» GIVEN EXERCISE
Determine the number of lines in these entries that hold the word "name". Give the number and nothing more.

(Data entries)
--- begin ---

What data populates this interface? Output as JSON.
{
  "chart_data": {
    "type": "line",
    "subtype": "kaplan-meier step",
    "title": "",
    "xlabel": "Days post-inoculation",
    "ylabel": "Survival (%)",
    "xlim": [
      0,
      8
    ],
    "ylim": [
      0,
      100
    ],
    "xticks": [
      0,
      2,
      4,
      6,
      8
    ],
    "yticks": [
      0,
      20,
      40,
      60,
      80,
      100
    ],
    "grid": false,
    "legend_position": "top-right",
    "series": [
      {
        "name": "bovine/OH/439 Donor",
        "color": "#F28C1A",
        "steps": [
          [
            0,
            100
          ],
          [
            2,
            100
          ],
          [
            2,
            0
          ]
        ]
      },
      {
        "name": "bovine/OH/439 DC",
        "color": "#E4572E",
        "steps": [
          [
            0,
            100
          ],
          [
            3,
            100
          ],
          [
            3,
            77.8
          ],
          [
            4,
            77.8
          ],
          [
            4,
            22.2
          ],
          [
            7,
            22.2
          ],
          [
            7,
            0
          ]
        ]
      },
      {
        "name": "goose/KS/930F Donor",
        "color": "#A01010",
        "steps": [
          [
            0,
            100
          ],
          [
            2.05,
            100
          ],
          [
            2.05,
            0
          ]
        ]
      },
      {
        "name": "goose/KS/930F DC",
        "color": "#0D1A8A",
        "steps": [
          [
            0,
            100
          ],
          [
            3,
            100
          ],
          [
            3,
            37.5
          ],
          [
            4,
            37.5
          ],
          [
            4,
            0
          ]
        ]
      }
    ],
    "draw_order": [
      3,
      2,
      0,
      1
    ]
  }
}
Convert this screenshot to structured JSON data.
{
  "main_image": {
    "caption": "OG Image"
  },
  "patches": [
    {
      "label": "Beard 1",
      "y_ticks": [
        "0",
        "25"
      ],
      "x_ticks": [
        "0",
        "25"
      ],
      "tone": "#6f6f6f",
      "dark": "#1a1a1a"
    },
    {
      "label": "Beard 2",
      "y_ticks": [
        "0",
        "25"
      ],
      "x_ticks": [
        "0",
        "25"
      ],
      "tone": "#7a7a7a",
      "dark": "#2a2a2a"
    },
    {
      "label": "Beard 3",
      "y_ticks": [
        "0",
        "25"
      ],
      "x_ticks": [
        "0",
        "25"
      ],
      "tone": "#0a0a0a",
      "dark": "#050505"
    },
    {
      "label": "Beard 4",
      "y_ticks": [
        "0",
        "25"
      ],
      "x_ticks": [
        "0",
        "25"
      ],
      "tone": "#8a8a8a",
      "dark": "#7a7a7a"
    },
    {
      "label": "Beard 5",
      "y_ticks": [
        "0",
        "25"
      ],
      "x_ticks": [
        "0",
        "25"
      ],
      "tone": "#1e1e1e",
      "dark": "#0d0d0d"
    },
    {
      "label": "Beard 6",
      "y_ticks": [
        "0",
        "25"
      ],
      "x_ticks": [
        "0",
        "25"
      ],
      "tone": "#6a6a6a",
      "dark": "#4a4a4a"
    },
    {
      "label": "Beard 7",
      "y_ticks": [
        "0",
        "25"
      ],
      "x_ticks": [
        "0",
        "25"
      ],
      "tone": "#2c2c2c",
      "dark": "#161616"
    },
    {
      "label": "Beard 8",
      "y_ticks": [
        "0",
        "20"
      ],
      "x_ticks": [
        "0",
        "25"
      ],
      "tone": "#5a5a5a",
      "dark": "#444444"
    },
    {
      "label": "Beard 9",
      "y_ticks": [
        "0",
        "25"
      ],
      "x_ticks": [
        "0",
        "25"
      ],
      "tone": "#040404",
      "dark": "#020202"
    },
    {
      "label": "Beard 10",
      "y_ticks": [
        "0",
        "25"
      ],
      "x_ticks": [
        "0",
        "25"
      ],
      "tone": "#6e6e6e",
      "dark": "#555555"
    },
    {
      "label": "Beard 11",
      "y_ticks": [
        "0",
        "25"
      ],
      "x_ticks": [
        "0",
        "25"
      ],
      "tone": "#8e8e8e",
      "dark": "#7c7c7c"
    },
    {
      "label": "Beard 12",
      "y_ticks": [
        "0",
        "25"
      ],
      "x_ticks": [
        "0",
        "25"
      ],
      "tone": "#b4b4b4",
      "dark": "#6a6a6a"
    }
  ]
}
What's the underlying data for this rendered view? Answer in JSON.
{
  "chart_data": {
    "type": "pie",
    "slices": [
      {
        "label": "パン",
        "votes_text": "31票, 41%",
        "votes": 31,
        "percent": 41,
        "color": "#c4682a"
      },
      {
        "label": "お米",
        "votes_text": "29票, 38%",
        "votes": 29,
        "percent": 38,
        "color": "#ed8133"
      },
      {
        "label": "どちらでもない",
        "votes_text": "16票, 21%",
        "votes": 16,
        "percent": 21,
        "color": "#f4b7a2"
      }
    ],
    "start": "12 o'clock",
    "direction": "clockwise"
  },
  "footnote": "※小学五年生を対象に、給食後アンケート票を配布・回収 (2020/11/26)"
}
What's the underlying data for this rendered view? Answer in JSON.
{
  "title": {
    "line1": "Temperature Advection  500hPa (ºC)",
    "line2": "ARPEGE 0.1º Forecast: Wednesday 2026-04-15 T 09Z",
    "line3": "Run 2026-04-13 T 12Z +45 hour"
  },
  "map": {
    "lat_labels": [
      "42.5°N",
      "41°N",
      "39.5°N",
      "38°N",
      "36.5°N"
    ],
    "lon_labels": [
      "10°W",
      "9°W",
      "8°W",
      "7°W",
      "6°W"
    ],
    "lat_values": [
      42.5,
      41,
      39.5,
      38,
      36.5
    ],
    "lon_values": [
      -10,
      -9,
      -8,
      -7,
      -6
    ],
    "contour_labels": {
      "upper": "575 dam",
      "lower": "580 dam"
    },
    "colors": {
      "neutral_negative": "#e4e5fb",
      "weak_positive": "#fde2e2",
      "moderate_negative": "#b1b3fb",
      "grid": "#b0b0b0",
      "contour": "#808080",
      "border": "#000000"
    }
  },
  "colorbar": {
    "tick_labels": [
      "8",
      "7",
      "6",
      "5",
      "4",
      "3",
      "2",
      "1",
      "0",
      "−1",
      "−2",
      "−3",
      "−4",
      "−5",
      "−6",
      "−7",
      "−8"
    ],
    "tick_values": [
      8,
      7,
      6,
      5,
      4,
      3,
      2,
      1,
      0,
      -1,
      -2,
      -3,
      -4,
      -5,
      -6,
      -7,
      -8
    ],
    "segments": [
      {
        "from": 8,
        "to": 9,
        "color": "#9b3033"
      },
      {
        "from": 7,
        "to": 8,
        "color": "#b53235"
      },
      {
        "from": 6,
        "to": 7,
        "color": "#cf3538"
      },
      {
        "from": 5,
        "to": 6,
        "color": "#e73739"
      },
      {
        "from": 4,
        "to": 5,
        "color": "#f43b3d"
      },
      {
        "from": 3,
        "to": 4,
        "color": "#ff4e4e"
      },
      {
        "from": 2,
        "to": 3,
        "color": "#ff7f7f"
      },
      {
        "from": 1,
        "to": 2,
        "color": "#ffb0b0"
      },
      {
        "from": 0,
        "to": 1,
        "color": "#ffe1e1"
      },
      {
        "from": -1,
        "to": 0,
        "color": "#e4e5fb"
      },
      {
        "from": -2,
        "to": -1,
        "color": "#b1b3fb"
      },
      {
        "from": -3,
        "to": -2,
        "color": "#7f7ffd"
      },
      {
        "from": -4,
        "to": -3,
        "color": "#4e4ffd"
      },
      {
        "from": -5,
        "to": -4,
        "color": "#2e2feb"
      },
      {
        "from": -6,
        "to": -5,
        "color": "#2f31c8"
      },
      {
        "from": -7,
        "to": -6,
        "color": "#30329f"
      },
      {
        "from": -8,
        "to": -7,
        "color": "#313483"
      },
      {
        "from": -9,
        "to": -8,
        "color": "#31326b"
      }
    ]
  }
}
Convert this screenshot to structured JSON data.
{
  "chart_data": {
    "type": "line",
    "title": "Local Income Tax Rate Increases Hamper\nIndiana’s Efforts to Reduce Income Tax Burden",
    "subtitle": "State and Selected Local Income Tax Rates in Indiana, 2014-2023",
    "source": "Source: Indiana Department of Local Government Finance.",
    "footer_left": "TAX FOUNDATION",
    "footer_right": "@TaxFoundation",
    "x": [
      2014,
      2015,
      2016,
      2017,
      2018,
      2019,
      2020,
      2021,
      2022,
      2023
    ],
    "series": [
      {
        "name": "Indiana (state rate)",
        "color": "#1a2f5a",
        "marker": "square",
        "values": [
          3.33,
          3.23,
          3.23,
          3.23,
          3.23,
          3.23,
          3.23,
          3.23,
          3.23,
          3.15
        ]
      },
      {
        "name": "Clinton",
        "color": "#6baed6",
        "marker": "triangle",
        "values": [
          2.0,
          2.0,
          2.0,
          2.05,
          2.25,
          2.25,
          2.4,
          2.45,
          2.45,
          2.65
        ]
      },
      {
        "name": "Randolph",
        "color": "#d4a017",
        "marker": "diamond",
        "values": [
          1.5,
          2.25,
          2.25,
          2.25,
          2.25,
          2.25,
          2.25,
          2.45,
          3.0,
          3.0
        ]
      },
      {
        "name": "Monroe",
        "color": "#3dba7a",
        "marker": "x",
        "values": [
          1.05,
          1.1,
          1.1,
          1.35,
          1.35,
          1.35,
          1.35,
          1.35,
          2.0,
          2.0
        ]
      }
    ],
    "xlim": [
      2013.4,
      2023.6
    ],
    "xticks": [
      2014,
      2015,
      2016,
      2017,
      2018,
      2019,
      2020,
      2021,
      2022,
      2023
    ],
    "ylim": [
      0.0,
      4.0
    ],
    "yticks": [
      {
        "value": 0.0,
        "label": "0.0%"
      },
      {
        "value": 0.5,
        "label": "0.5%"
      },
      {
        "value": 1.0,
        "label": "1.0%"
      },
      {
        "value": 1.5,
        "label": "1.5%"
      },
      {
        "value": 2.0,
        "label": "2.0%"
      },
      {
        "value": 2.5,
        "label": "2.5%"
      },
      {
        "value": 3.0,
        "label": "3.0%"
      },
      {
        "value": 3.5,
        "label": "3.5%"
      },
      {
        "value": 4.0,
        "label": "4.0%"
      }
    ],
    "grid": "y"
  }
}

--- end ---

» TASK RESULT
8